Extracted data entries
-*-*-
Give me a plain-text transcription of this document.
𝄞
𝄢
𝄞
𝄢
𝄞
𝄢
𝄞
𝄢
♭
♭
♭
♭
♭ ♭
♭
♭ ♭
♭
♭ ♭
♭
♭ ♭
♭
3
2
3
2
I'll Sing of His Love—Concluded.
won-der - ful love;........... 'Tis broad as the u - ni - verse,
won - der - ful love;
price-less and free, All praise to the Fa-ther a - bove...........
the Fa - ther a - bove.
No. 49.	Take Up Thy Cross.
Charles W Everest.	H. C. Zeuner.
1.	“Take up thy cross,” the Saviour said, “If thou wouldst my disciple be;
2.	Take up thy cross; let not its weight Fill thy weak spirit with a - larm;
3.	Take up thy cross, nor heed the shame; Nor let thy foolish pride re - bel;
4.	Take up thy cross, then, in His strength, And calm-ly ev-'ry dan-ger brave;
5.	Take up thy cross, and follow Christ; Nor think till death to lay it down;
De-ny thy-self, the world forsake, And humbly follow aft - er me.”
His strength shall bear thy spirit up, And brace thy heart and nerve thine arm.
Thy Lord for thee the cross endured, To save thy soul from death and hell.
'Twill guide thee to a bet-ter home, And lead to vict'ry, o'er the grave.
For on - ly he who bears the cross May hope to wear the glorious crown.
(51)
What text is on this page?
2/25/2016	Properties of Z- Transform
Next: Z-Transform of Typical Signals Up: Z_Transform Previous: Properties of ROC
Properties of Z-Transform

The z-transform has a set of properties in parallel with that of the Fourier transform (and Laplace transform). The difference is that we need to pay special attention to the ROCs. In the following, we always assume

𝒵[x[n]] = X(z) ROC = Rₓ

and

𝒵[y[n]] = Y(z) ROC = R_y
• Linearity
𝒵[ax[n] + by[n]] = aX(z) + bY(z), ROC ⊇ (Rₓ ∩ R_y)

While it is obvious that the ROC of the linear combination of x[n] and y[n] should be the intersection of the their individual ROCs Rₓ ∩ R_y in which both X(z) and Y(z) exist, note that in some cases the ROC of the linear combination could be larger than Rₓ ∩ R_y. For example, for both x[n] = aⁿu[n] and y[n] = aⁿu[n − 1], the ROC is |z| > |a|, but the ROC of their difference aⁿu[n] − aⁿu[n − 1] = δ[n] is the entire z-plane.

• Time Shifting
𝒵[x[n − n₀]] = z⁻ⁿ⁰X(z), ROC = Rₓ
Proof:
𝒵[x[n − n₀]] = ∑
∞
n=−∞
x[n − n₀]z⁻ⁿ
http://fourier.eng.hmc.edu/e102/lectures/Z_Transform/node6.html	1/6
-*-*-
Job:
From the data, list each line in which the string "that" appears.

Output for this exercise:
The z-transform has a set of properties in parallel with that of the Fourier transform (and Laplace transform). The difference is that we need to pay special attention to the ROCs. In the following, we always assume
While it is obvious that the ROC of the linear combination of x[n] and y[n] should be the intersection of the their individual ROCs Rₓ ∩ R_y in which both X(z) and Y(z) exist, note that in some cases the ROC of the linear combination could be larger than Rₓ ∩ R_y. For example, for both x[n] = aⁿu[n] and y[n] = aⁿu[n − 1], the ROC is |z| > |a|, but the ROC of their difference aⁿu[n] − aⁿu[n − 1] = δ[n] is the entire z-plane.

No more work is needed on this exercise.